#### Raw records
[BEGIN]
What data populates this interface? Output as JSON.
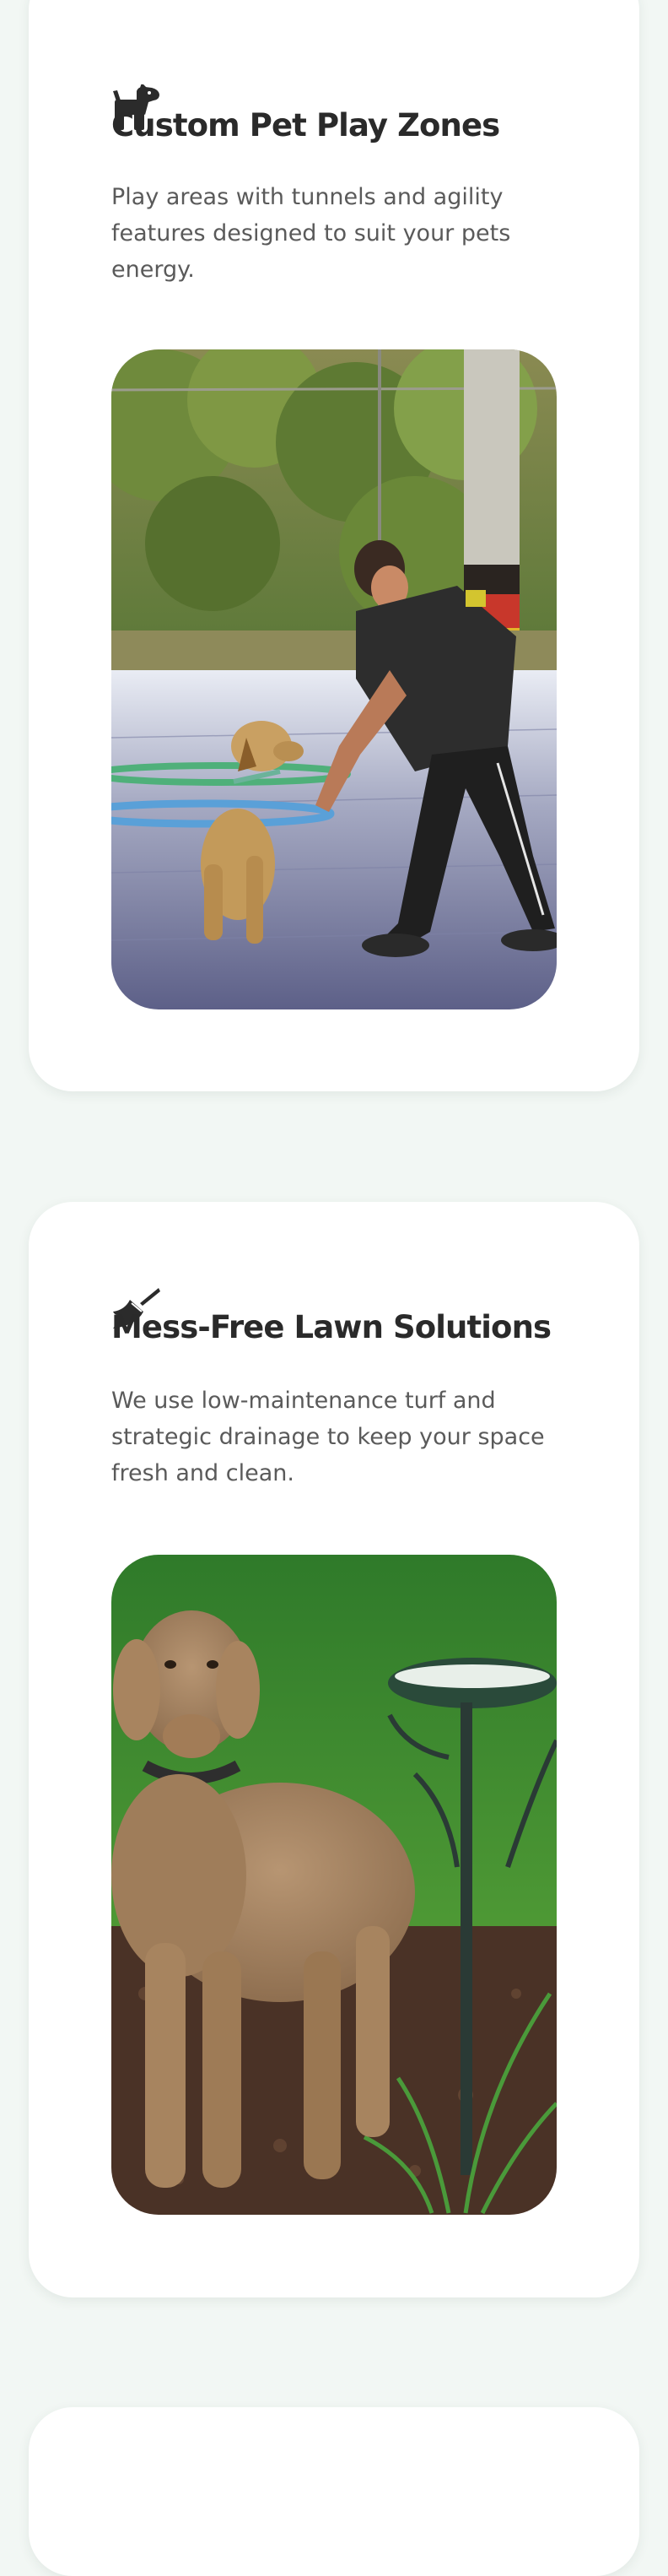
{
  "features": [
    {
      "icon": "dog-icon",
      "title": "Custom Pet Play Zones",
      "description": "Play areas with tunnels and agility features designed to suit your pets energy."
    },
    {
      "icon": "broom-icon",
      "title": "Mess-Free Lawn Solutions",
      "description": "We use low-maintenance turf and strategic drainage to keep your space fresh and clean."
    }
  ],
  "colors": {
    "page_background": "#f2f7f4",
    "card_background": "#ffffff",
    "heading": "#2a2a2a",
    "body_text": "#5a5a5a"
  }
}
[END]
[BEGIN]
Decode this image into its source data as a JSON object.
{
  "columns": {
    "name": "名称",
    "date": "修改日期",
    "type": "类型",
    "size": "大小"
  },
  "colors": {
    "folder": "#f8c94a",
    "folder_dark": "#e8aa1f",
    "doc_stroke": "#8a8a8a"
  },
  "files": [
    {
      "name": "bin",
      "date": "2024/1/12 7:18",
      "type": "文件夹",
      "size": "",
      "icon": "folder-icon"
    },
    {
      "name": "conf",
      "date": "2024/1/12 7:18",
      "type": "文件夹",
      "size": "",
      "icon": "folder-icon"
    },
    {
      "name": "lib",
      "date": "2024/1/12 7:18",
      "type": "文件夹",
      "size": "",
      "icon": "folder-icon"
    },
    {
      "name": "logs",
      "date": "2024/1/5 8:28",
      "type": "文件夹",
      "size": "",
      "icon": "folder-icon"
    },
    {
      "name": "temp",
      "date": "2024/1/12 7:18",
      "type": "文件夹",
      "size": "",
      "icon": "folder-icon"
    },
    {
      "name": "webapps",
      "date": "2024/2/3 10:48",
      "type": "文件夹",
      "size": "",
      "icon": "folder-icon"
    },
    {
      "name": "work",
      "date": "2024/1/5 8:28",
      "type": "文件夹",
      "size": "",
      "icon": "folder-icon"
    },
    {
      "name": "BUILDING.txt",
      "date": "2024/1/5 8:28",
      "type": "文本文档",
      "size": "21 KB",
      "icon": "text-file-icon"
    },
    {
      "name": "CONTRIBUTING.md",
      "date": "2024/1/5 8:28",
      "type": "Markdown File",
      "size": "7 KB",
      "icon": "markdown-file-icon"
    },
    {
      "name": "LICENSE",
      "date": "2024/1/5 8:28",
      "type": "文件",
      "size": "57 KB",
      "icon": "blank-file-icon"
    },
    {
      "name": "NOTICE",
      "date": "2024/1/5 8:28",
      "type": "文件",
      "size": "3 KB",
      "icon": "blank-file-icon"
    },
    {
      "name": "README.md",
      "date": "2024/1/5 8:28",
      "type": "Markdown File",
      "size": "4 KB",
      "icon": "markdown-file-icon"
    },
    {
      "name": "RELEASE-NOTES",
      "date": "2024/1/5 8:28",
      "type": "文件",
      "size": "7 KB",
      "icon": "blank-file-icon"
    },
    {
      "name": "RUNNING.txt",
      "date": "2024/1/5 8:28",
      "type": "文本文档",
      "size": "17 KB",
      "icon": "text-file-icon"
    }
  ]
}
[END]
[BEGIN]
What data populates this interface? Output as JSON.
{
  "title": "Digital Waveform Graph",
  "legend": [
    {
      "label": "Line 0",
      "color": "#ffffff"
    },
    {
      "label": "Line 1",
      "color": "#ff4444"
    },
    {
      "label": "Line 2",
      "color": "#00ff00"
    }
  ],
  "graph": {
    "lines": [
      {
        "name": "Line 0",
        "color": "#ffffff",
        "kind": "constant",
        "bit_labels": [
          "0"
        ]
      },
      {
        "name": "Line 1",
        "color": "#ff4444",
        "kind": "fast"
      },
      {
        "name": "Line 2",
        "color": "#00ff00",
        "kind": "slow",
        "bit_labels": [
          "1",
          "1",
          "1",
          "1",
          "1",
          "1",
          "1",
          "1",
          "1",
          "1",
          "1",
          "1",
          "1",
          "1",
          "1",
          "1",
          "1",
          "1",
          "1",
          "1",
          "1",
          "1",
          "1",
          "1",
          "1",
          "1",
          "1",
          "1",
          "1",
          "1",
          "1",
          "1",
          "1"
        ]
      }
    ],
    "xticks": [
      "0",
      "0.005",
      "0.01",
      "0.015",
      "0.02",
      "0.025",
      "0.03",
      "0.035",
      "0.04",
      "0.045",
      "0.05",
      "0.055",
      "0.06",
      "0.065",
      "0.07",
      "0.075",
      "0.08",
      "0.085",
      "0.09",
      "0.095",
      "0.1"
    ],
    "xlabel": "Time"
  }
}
[END]
#### The task
Within the listing above, copy each line that has the string "title".

#### Reply
      "title": "Custom Pet Play Zones",
      "title": "Mess-Free Lawn Solutions",
  "title": "Digital Waveform Graph",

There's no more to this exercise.